Problem statement: The listing below should be reproduced precisely, except for its images.

Records provided:

=-=-=

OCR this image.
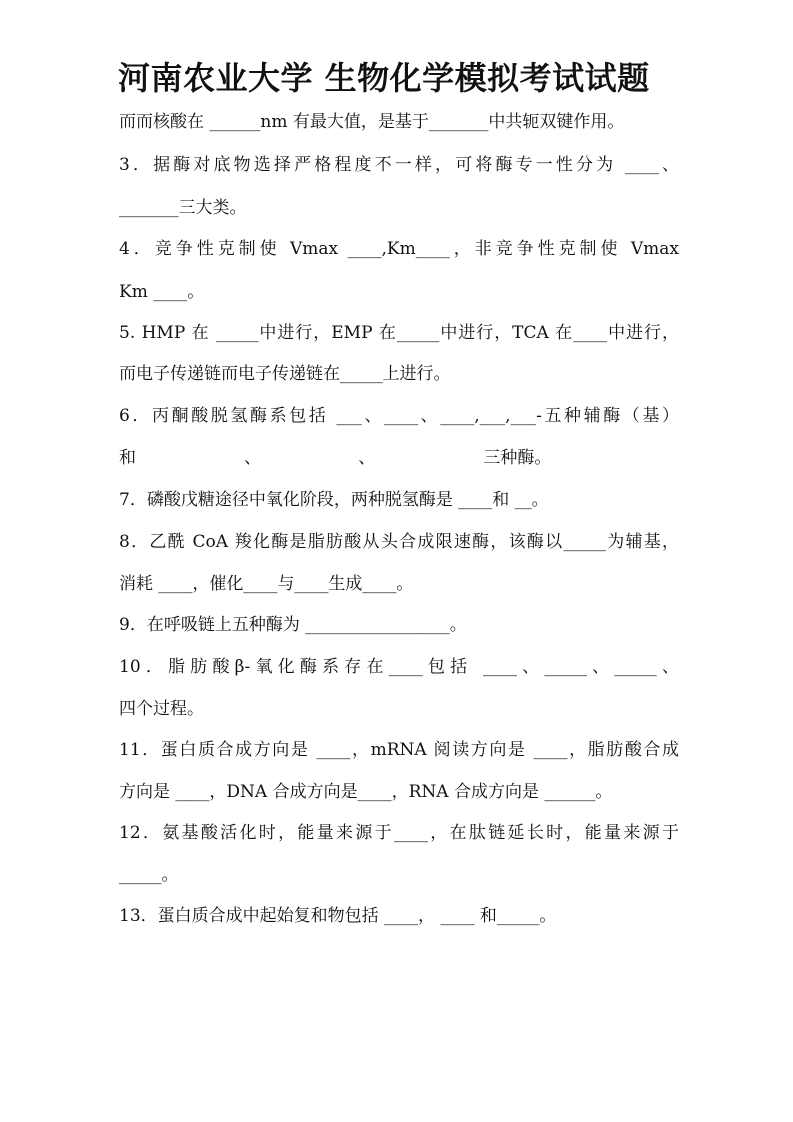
河南农业大学 生物化学模拟考试试题
而而核酸在 ______nm 有最大值，是基于_______中共轭双键作用。
3．据酶对底物选择严格程度不一样，可将酶专一性分为 ____、
_______三大类。
4．竞争性克制使 Vmax ____,Km____，非竞争性克制使 Vmax
Km ____。
5. HMP 在 _____中进行，EMP 在_____中进行，TCA 在____中进行，
而电子传递链而电子传递链在_____上进行。
6．丙酮酸脱氢酶系包括 ___、____、____,___,___-五种辅酶（基）
和                    、                  、                    三种酶。
7．磷酸戊糖途径中氧化阶段，两种脱氢酶是 ____和 __。
8．乙酰 CoA 羧化酶是脂肪酸从头合成限速酶，该酶以_____为辅基，
消耗 ____，催化____与____生成____。
9．在呼吸链上五种酶为 _________________。
10．脂肪酸β-氧化酶系存在____包括 ____、_____、_____、
四个过程。
11．蛋白质合成方向是 ____，mRNA 阅读方向是 ____，脂肪酸合成
方向是 ____，DNA 合成方向是____，RNA 合成方向是 ______。
12．氨基酸活化时，能量来源于____，在肽链延长时，能量来源于
_____。
13．蛋白质合成中起始复和物包括 ____， ____ 和_____。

=-=-=

Answer for this exercise:
OCR this image.
河南农业大学 生物化学模拟考试试题
而而核酸在 ______nm 有最大值，是基于_______中共轭双键作用。
3．据酶对底物选择严格程度不一样，可将酶专一性分为 ____、
_______三大类。
4．竞争性克制使 Vmax ____,Km____，非竞争性克制使 Vmax
Km ____。
5. HMP 在 _____中进行，EMP 在_____中进行，TCA 在____中进行，
而电子传递链而电子传递链在_____上进行。
6．丙酮酸脱氢酶系包括 ___、____、____,___,___-五种辅酶（基）
和                    、                  、                    三种酶。
7．磷酸戊糖途径中氧化阶段，两种脱氢酶是 ____和 __。
8．乙酰 CoA 羧化酶是脂肪酸从头合成限速酶，该酶以_____为辅基，
消耗 ____，催化____与____生成____。
9．在呼吸链上五种酶为 _________________。
10．脂肪酸β-氧化酶系存在____包括 ____、_____、_____、
四个过程。
11．蛋白质合成方向是 ____，mRNA 阅读方向是 ____，脂肪酸合成
方向是 ____，DNA 合成方向是____，RNA 合成方向是 ______。
12．氨基酸活化时，能量来源于____，在肽链延长时，能量来源于
_____。
13．蛋白质合成中起始复和物包括 ____， ____ 和_____。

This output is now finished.